### SET PROBLEM
Transcribe the whole listing without a single picture.

......

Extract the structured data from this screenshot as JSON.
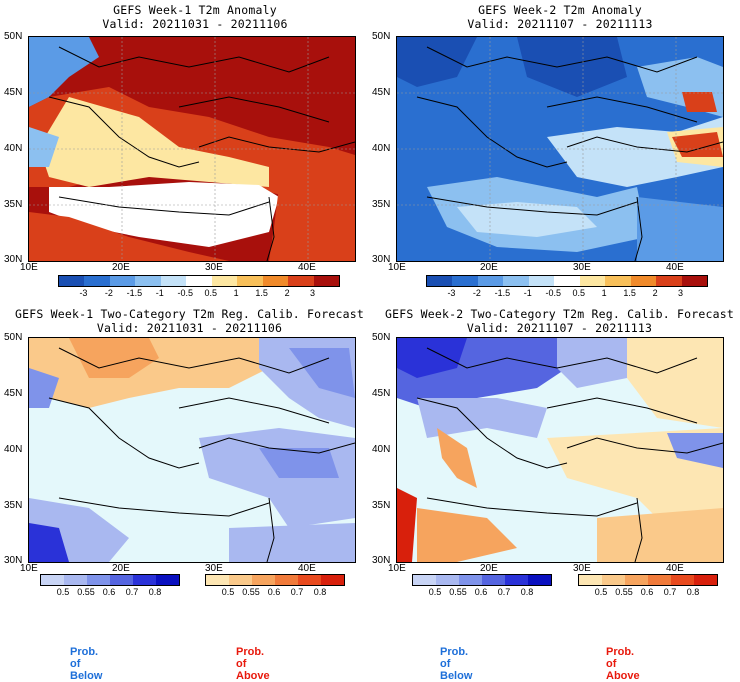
{
  "panels": [
    {
      "title": "GEFS Week-1 T2m Anomaly",
      "valid": "Valid: 20211031 - 20211106"
    },
    {
      "title": "GEFS Week-2 T2m Anomaly",
      "valid": "Valid: 20211107 - 20211113"
    },
    {
      "title": "GEFS Week-1 Two-Category T2m Reg. Calib. Forecast",
      "valid": "Valid: 20211031 - 20211106"
    },
    {
      "title": "GEFS Week-2 Two-Category T2m Reg. Calib. Forecast",
      "valid": "Valid: 20211107 - 20211113"
    }
  ],
  "lat_labels": [
    "50N",
    "45N",
    "40N",
    "35N",
    "30N"
  ],
  "lon_labels": [
    "10E",
    "20E",
    "30E",
    "40E"
  ],
  "anomaly_scale": {
    "labels": [
      "-3",
      "-2",
      "-1.5",
      "-1",
      "-0.5",
      "0.5",
      "1",
      "1.5",
      "2",
      "3"
    ],
    "colors": [
      "#1a4fb3",
      "#2a6fd0",
      "#5b9be6",
      "#8cc0f0",
      "#c4e2f8",
      "#ffffff",
      "#fde7a2",
      "#f8c05a",
      "#f08a2a",
      "#d9401a",
      "#a8100c"
    ]
  },
  "prob_below_scale": {
    "labels": [
      "0.5",
      "0.55",
      "0.6",
      "0.7",
      "0.8"
    ],
    "colors": [
      "#c8d4f5",
      "#a9b8f0",
      "#7f93ea",
      "#5565e0",
      "#2a32d8",
      "#0a10c0"
    ]
  },
  "prob_above_scale": {
    "labels": [
      "0.5",
      "0.55",
      "0.6",
      "0.7",
      "0.8"
    ],
    "colors": [
      "#fde6b3",
      "#fac98a",
      "#f6a45e",
      "#f07a3a",
      "#e84a1e",
      "#d8200c"
    ]
  },
  "legend": {
    "below": "Prob. of Below",
    "above": "Prob. of Above",
    "below_color": "#1e6fd9",
    "above_color": "#e8190c"
  }
}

......

### OUTPUT OF THE TASK
Extract the structured data from this screenshot as JSON.
{
  "panels": [
    {
      "title": "GEFS Week-1 T2m Anomaly",
      "valid": "Valid: 20211031 - 20211106"
    },
    {
      "title": "GEFS Week-2 T2m Anomaly",
      "valid": "Valid: 20211107 - 20211113"
    },
    {
      "title": "GEFS Week-1 Two-Category T2m Reg. Calib. Forecast",
      "valid": "Valid: 20211031 - 20211106"
    },
    {
      "title": "GEFS Week-2 Two-Category T2m Reg. Calib. Forecast",
      "valid": "Valid: 20211107 - 20211113"
    }
  ],
  "lat_labels": [
    "50N",
    "45N",
    "40N",
    "35N",
    "30N"
  ],
  "lon_labels": [
    "10E",
    "20E",
    "30E",
    "40E"
  ],
  "anomaly_scale": {
    "labels": [
      "-3",
      "-2",
      "-1.5",
      "-1",
      "-0.5",
      "0.5",
      "1",
      "1.5",
      "2",
      "3"
    ],
    "colors": [
      "#1a4fb3",
      "#2a6fd0",
      "#5b9be6",
      "#8cc0f0",
      "#c4e2f8",
      "#ffffff",
      "#fde7a2",
      "#f8c05a",
      "#f08a2a",
      "#d9401a",
      "#a8100c"
    ]
  },
  "prob_below_scale": {
    "labels": [
      "0.5",
      "0.55",
      "0.6",
      "0.7",
      "0.8"
    ],
    "colors": [
      "#c8d4f5",
      "#a9b8f0",
      "#7f93ea",
      "#5565e0",
      "#2a32d8",
      "#0a10c0"
    ]
  },
  "prob_above_scale": {
    "labels": [
      "0.5",
      "0.55",
      "0.6",
      "0.7",
      "0.8"
    ],
    "colors": [
      "#fde6b3",
      "#fac98a",
      "#f6a45e",
      "#f07a3a",
      "#e84a1e",
      "#d8200c"
    ]
  },
  "legend": {
    "below": "Prob. of Below",
    "above": "Prob. of Above",
    "below_color": "#1e6fd9",
    "above_color": "#e8190c"
  }
}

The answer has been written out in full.